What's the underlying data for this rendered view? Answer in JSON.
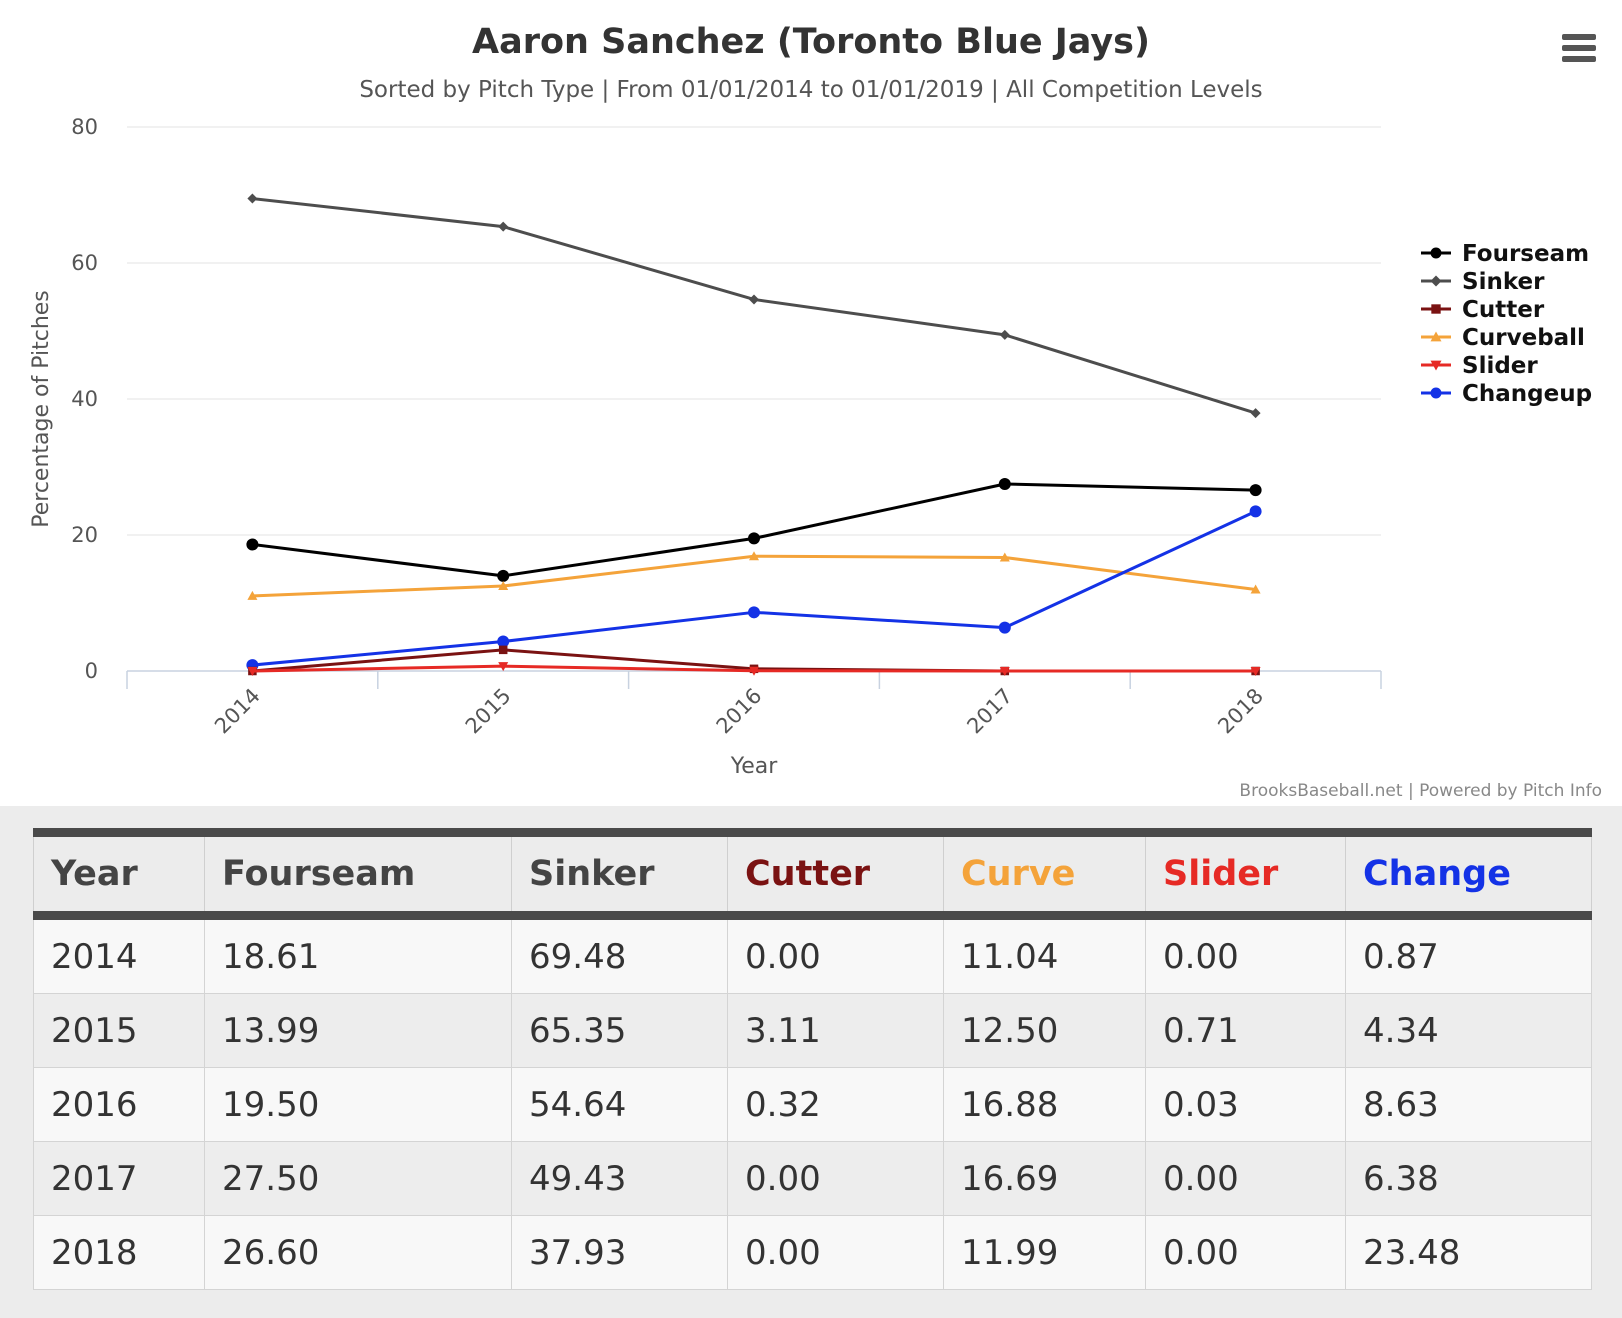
{
  "chart_data": {
    "type": "line",
    "title": "Aaron Sanchez (Toronto Blue Jays)",
    "subtitle": "Sorted by Pitch Type | From 01/01/2014 to 01/01/2019 | All Competition Levels",
    "xlabel": "Year",
    "ylabel": "Percentage of Pitches",
    "categories": [
      "2014",
      "2015",
      "2016",
      "2017",
      "2018"
    ],
    "ylim": [
      0,
      80
    ],
    "yticks": [
      0,
      20,
      40,
      60,
      80
    ],
    "grid": true,
    "legend_position": "right",
    "credits": "BrooksBaseball.net | Powered by Pitch Info",
    "series": [
      {
        "name": "Fourseam",
        "color": "#000000",
        "marker": "circle",
        "values": [
          18.61,
          13.99,
          19.5,
          27.5,
          26.6
        ]
      },
      {
        "name": "Sinker",
        "color": "#4d4d4d",
        "marker": "diamond",
        "values": [
          69.48,
          65.35,
          54.64,
          49.43,
          37.93
        ]
      },
      {
        "name": "Cutter",
        "color": "#7a1212",
        "marker": "square",
        "values": [
          0.0,
          3.11,
          0.32,
          0.0,
          0.0
        ]
      },
      {
        "name": "Curveball",
        "color": "#f4a33a",
        "marker": "triangle",
        "values": [
          11.04,
          12.5,
          16.88,
          16.69,
          11.99
        ]
      },
      {
        "name": "Slider",
        "color": "#e62a25",
        "marker": "triangle-down",
        "values": [
          0.0,
          0.71,
          0.03,
          0.0,
          0.0
        ]
      },
      {
        "name": "Changeup",
        "color": "#1432e6",
        "marker": "circle",
        "values": [
          0.87,
          4.34,
          8.63,
          6.38,
          23.48
        ]
      }
    ]
  },
  "table": {
    "headers": [
      {
        "label": "Year",
        "color": "#444444"
      },
      {
        "label": "Fourseam",
        "color": "#444444"
      },
      {
        "label": "Sinker",
        "color": "#444444"
      },
      {
        "label": "Cutter",
        "color": "#7a1212"
      },
      {
        "label": "Curve",
        "color": "#f4a33a"
      },
      {
        "label": "Slider",
        "color": "#e62a25"
      },
      {
        "label": "Change",
        "color": "#1432e6"
      }
    ],
    "rows": [
      [
        "2014",
        "18.61",
        "69.48",
        "0.00",
        "11.04",
        "0.00",
        "0.87"
      ],
      [
        "2015",
        "13.99",
        "65.35",
        "3.11",
        "12.50",
        "0.71",
        "4.34"
      ],
      [
        "2016",
        "19.50",
        "54.64",
        "0.32",
        "16.88",
        "0.03",
        "8.63"
      ],
      [
        "2017",
        "27.50",
        "49.43",
        "0.00",
        "16.69",
        "0.00",
        "6.38"
      ],
      [
        "2018",
        "26.60",
        "37.93",
        "0.00",
        "11.99",
        "0.00",
        "23.48"
      ]
    ]
  },
  "menu": {
    "icon": "hamburger-icon"
  }
}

Set problem:
Quote each line of the listing exactly, but leave the pictures out.

Answer to this problem:
What's the underlying data for this rendered view? Answer in JSON.
{
  "chart_data": {
    "type": "line",
    "title": "Aaron Sanchez (Toronto Blue Jays)",
    "subtitle": "Sorted by Pitch Type | From 01/01/2014 to 01/01/2019 | All Competition Levels",
    "xlabel": "Year",
    "ylabel": "Percentage of Pitches",
    "categories": [
      "2014",
      "2015",
      "2016",
      "2017",
      "2018"
    ],
    "ylim": [
      0,
      80
    ],
    "yticks": [
      0,
      20,
      40,
      60,
      80
    ],
    "grid": true,
    "legend_position": "right",
    "credits": "BrooksBaseball.net | Powered by Pitch Info",
    "series": [
      {
        "name": "Fourseam",
        "color": "#000000",
        "marker": "circle",
        "values": [
          18.61,
          13.99,
          19.5,
          27.5,
          26.6
        ]
      },
      {
        "name": "Sinker",
        "color": "#4d4d4d",
        "marker": "diamond",
        "values": [
          69.48,
          65.35,
          54.64,
          49.43,
          37.93
        ]
      },
      {
        "name": "Cutter",
        "color": "#7a1212",
        "marker": "square",
        "values": [
          0.0,
          3.11,
          0.32,
          0.0,
          0.0
        ]
      },
      {
        "name": "Curveball",
        "color": "#f4a33a",
        "marker": "triangle",
        "values": [
          11.04,
          12.5,
          16.88,
          16.69,
          11.99
        ]
      },
      {
        "name": "Slider",
        "color": "#e62a25",
        "marker": "triangle-down",
        "values": [
          0.0,
          0.71,
          0.03,
          0.0,
          0.0
        ]
      },
      {
        "name": "Changeup",
        "color": "#1432e6",
        "marker": "circle",
        "values": [
          0.87,
          4.34,
          8.63,
          6.38,
          23.48
        ]
      }
    ]
  },
  "table": {
    "headers": [
      {
        "label": "Year",
        "color": "#444444"
      },
      {
        "label": "Fourseam",
        "color": "#444444"
      },
      {
        "label": "Sinker",
        "color": "#444444"
      },
      {
        "label": "Cutter",
        "color": "#7a1212"
      },
      {
        "label": "Curve",
        "color": "#f4a33a"
      },
      {
        "label": "Slider",
        "color": "#e62a25"
      },
      {
        "label": "Change",
        "color": "#1432e6"
      }
    ],
    "rows": [
      [
        "2014",
        "18.61",
        "69.48",
        "0.00",
        "11.04",
        "0.00",
        "0.87"
      ],
      [
        "2015",
        "13.99",
        "65.35",
        "3.11",
        "12.50",
        "0.71",
        "4.34"
      ],
      [
        "2016",
        "19.50",
        "54.64",
        "0.32",
        "16.88",
        "0.03",
        "8.63"
      ],
      [
        "2017",
        "27.50",
        "49.43",
        "0.00",
        "16.69",
        "0.00",
        "6.38"
      ],
      [
        "2018",
        "26.60",
        "37.93",
        "0.00",
        "11.99",
        "0.00",
        "23.48"
      ]
    ]
  },
  "menu": {
    "icon": "hamburger-icon"
  }
}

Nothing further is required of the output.